### ACTIVITY
I'd like every record given again exactly, please.

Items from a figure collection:
========
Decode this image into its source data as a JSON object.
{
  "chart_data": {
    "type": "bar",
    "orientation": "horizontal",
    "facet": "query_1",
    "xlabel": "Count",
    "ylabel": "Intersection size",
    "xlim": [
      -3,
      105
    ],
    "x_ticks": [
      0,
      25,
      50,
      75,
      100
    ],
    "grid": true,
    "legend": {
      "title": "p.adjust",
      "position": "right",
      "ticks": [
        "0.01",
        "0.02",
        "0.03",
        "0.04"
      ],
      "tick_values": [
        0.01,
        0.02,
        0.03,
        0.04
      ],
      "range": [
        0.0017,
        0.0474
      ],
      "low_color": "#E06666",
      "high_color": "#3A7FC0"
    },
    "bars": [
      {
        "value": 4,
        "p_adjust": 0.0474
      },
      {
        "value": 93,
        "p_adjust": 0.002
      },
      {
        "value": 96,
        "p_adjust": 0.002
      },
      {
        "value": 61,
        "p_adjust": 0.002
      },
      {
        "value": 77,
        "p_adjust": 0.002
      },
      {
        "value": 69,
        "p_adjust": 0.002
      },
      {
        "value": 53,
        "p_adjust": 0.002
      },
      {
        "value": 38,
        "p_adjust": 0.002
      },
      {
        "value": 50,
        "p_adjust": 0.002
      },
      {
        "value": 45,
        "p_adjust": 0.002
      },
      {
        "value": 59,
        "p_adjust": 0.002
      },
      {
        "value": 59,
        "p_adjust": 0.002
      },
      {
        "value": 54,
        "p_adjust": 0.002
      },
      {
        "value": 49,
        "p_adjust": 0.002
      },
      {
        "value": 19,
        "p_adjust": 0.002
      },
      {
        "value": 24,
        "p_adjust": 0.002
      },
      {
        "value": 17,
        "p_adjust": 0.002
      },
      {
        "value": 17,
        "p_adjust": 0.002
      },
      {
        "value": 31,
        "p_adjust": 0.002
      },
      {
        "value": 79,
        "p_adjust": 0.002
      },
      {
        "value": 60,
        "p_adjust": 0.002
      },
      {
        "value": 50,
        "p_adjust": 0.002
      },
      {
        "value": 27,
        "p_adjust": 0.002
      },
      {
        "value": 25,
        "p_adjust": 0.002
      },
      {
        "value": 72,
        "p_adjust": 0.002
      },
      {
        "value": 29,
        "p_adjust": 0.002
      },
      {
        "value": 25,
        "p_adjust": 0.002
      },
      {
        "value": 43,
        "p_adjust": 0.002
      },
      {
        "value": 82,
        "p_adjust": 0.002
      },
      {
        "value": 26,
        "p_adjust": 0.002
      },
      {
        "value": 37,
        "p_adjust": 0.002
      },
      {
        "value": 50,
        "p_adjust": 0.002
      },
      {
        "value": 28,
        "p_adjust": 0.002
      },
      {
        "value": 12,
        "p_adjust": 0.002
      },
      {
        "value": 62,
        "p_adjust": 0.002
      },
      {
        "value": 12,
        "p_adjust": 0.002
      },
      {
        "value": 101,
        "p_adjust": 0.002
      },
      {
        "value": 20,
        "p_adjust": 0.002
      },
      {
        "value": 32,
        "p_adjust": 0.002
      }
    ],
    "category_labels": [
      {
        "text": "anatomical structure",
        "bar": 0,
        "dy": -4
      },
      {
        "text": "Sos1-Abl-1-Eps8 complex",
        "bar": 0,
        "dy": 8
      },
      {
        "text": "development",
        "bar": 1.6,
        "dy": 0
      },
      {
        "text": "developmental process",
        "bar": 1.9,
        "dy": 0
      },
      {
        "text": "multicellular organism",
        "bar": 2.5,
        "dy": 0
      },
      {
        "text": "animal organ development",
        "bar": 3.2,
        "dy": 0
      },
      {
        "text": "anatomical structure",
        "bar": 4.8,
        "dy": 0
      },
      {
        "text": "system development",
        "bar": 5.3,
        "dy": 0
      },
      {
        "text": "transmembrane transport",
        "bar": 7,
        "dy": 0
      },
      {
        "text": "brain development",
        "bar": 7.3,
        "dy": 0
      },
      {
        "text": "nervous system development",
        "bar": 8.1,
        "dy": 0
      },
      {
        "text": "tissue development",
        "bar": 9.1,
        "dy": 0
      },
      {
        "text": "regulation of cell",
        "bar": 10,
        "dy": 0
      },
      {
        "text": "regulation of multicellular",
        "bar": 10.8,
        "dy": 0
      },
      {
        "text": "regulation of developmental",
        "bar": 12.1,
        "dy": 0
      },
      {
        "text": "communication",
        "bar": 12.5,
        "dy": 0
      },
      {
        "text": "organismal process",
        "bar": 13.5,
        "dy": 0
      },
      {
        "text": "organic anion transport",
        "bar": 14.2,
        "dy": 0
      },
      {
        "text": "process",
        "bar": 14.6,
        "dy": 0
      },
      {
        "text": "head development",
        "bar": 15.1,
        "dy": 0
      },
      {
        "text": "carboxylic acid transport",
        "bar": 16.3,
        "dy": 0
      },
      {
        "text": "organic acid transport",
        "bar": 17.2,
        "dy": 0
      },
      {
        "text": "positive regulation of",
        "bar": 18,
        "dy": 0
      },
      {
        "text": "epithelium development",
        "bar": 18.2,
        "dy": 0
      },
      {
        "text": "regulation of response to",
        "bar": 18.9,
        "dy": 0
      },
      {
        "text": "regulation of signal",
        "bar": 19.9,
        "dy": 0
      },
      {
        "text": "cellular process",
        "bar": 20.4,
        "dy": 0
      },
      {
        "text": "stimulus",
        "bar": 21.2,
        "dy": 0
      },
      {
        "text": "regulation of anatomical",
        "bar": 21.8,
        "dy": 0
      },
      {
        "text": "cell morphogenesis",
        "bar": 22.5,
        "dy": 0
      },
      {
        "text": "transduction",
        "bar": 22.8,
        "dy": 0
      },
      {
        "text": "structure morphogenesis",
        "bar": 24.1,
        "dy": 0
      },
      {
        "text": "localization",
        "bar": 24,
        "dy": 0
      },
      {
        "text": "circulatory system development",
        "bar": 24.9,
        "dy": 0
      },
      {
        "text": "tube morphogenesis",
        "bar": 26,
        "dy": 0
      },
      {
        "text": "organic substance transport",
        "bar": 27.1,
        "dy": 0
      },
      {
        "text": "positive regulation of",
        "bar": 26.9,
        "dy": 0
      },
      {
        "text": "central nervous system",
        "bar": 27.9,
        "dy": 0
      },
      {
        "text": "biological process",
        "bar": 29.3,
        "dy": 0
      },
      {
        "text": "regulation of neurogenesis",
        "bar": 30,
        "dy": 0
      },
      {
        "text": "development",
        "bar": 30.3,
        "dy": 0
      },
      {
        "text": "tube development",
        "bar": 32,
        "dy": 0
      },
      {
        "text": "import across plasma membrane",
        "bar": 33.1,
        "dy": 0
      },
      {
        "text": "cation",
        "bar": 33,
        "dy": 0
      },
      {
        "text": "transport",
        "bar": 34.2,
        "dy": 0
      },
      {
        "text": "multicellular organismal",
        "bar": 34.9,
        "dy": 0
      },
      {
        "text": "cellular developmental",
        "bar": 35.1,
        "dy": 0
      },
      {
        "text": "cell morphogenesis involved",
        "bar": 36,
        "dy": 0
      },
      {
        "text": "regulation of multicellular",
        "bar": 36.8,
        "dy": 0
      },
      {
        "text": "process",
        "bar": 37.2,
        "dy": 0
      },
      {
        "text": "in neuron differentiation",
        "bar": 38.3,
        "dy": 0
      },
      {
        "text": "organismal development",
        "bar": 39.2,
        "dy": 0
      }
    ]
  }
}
========
### RESULT
Decode this image into its source data as a JSON object.
{
  "chart_data": {
    "type": "bar",
    "orientation": "horizontal",
    "facet": "query_1",
    "xlabel": "Count",
    "ylabel": "Intersection size",
    "xlim": [
      -3,
      105
    ],
    "x_ticks": [
      0,
      25,
      50,
      75,
      100
    ],
    "grid": true,
    "legend": {
      "title": "p.adjust",
      "position": "right",
      "ticks": [
        "0.01",
        "0.02",
        "0.03",
        "0.04"
      ],
      "tick_values": [
        0.01,
        0.02,
        0.03,
        0.04
      ],
      "range": [
        0.0017,
        0.0474
      ],
      "low_color": "#E06666",
      "high_color": "#3A7FC0"
    },
    "bars": [
      {
        "value": 4,
        "p_adjust": 0.0474
      },
      {
        "value": 93,
        "p_adjust": 0.002
      },
      {
        "value": 96,
        "p_adjust": 0.002
      },
      {
        "value": 61,
        "p_adjust": 0.002
      },
      {
        "value": 77,
        "p_adjust": 0.002
      },
      {
        "value": 69,
        "p_adjust": 0.002
      },
      {
        "value": 53,
        "p_adjust": 0.002
      },
      {
        "value": 38,
        "p_adjust": 0.002
      },
      {
        "value": 50,
        "p_adjust": 0.002
      },
      {
        "value": 45,
        "p_adjust": 0.002
      },
      {
        "value": 59,
        "p_adjust": 0.002
      },
      {
        "value": 59,
        "p_adjust": 0.002
      },
      {
        "value": 54,
        "p_adjust": 0.002
      },
      {
        "value": 49,
        "p_adjust": 0.002
      },
      {
        "value": 19,
        "p_adjust": 0.002
      },
      {
        "value": 24,
        "p_adjust": 0.002
      },
      {
        "value": 17,
        "p_adjust": 0.002
      },
      {
        "value": 17,
        "p_adjust": 0.002
      },
      {
        "value": 31,
        "p_adjust": 0.002
      },
      {
        "value": 79,
        "p_adjust": 0.002
      },
      {
        "value": 60,
        "p_adjust": 0.002
      },
      {
        "value": 50,
        "p_adjust": 0.002
      },
      {
        "value": 27,
        "p_adjust": 0.002
      },
      {
        "value": 25,
        "p_adjust": 0.002
      },
      {
        "value": 72,
        "p_adjust": 0.002
      },
      {
        "value": 29,
        "p_adjust": 0.002
      },
      {
        "value": 25,
        "p_adjust": 0.002
      },
      {
        "value": 43,
        "p_adjust": 0.002
      },
      {
        "value": 82,
        "p_adjust": 0.002
      },
      {
        "value": 26,
        "p_adjust": 0.002
      },
      {
        "value": 37,
        "p_adjust": 0.002
      },
      {
        "value": 50,
        "p_adjust": 0.002
      },
      {
        "value": 28,
        "p_adjust": 0.002
      },
      {
        "value": 12,
        "p_adjust": 0.002
      },
      {
        "value": 62,
        "p_adjust": 0.002
      },
      {
        "value": 12,
        "p_adjust": 0.002
      },
      {
        "value": 101,
        "p_adjust": 0.002
      },
      {
        "value": 20,
        "p_adjust": 0.002
      },
      {
        "value": 32,
        "p_adjust": 0.002
      }
    ],
    "category_labels": [
      {
        "text": "anatomical structure",
        "bar": 0,
        "dy": -4
      },
      {
        "text": "Sos1-Abl-1-Eps8 complex",
        "bar": 0,
        "dy": 8
      },
      {
        "text": "development",
        "bar": 1.6,
        "dy": 0
      },
      {
        "text": "developmental process",
        "bar": 1.9,
        "dy": 0
      },
      {
        "text": "multicellular organism",
        "bar": 2.5,
        "dy": 0
      },
      {
        "text": "animal organ development",
        "bar": 3.2,
        "dy": 0
      },
      {
        "text": "anatomical structure",
        "bar": 4.8,
        "dy": 0
      },
      {
        "text": "system development",
        "bar": 5.3,
        "dy": 0
      },
      {
        "text": "transmembrane transport",
        "bar": 7,
        "dy": 0
      },
      {
        "text": "brain development",
        "bar": 7.3,
        "dy": 0
      },
      {
        "text": "nervous system development",
        "bar": 8.1,
        "dy": 0
      },
      {
        "text": "tissue development",
        "bar": 9.1,
        "dy": 0
      },
      {
        "text": "regulation of cell",
        "bar": 10,
        "dy": 0
      },
      {
        "text": "regulation of multicellular",
        "bar": 10.8,
        "dy": 0
      },
      {
        "text": "regulation of developmental",
        "bar": 12.1,
        "dy": 0
      },
      {
        "text": "communication",
        "bar": 12.5,
        "dy": 0
      },
      {
        "text": "organismal process",
        "bar": 13.5,
        "dy": 0
      },
      {
        "text": "organic anion transport",
        "bar": 14.2,
        "dy": 0
      },
      {
        "text": "process",
        "bar": 14.6,
        "dy": 0
      },
      {
        "text": "head development",
        "bar": 15.1,
        "dy": 0
      },
      {
        "text": "carboxylic acid transport",
        "bar": 16.3,
        "dy": 0
      },
      {
        "text": "organic acid transport",
        "bar": 17.2,
        "dy": 0
      },
      {
        "text": "positive regulation of",
        "bar": 18,
        "dy": 0
      },
      {
        "text": "epithelium development",
        "bar": 18.2,
        "dy": 0
      },
      {
        "text": "regulation of response to",
        "bar": 18.9,
        "dy": 0
      },
      {
        "text": "regulation of signal",
        "bar": 19.9,
        "dy": 0
      },
      {
        "text": "cellular process",
        "bar": 20.4,
        "dy": 0
      },
      {
        "text": "stimulus",
        "bar": 21.2,
        "dy": 0
      },
      {
        "text": "regulation of anatomical",
        "bar": 21.8,
        "dy": 0
      },
      {
        "text": "cell morphogenesis",
        "bar": 22.5,
        "dy": 0
      },
      {
        "text": "transduction",
        "bar": 22.8,
        "dy": 0
      },
      {
        "text": "structure morphogenesis",
        "bar": 24.1,
        "dy": 0
      },
      {
        "text": "localization",
        "bar": 24,
        "dy": 0
      },
      {
        "text": "circulatory system development",
        "bar": 24.9,
        "dy": 0
      },
      {
        "text": "tube morphogenesis",
        "bar": 26,
        "dy": 0
      },
      {
        "text": "organic substance transport",
        "bar": 27.1,
        "dy": 0
      },
      {
        "text": "positive regulation of",
        "bar": 26.9,
        "dy": 0
      },
      {
        "text": "central nervous system",
        "bar": 27.9,
        "dy": 0
      },
      {
        "text": "biological process",
        "bar": 29.3,
        "dy": 0
      },
      {
        "text": "regulation of neurogenesis",
        "bar": 30,
        "dy": 0
      },
      {
        "text": "development",
        "bar": 30.3,
        "dy": 0
      },
      {
        "text": "tube development",
        "bar": 32,
        "dy": 0
      },
      {
        "text": "import across plasma membrane",
        "bar": 33.1,
        "dy": 0
      },
      {
        "text": "cation",
        "bar": 33,
        "dy": 0
      },
      {
        "text": "transport",
        "bar": 34.2,
        "dy": 0
      },
      {
        "text": "multicellular organismal",
        "bar": 34.9,
        "dy": 0
      },
      {
        "text": "cellular developmental",
        "bar": 35.1,
        "dy": 0
      },
      {
        "text": "cell morphogenesis involved",
        "bar": 36,
        "dy": 0
      },
      {
        "text": "regulation of multicellular",
        "bar": 36.8,
        "dy": 0
      },
      {
        "text": "process",
        "bar": 37.2,
        "dy": 0
      },
      {
        "text": "in neuron differentiation",
        "bar": 38.3,
        "dy": 0
      },
      {
        "text": "organismal development",
        "bar": 39.2,
        "dy": 0
      }
    ]
  }
}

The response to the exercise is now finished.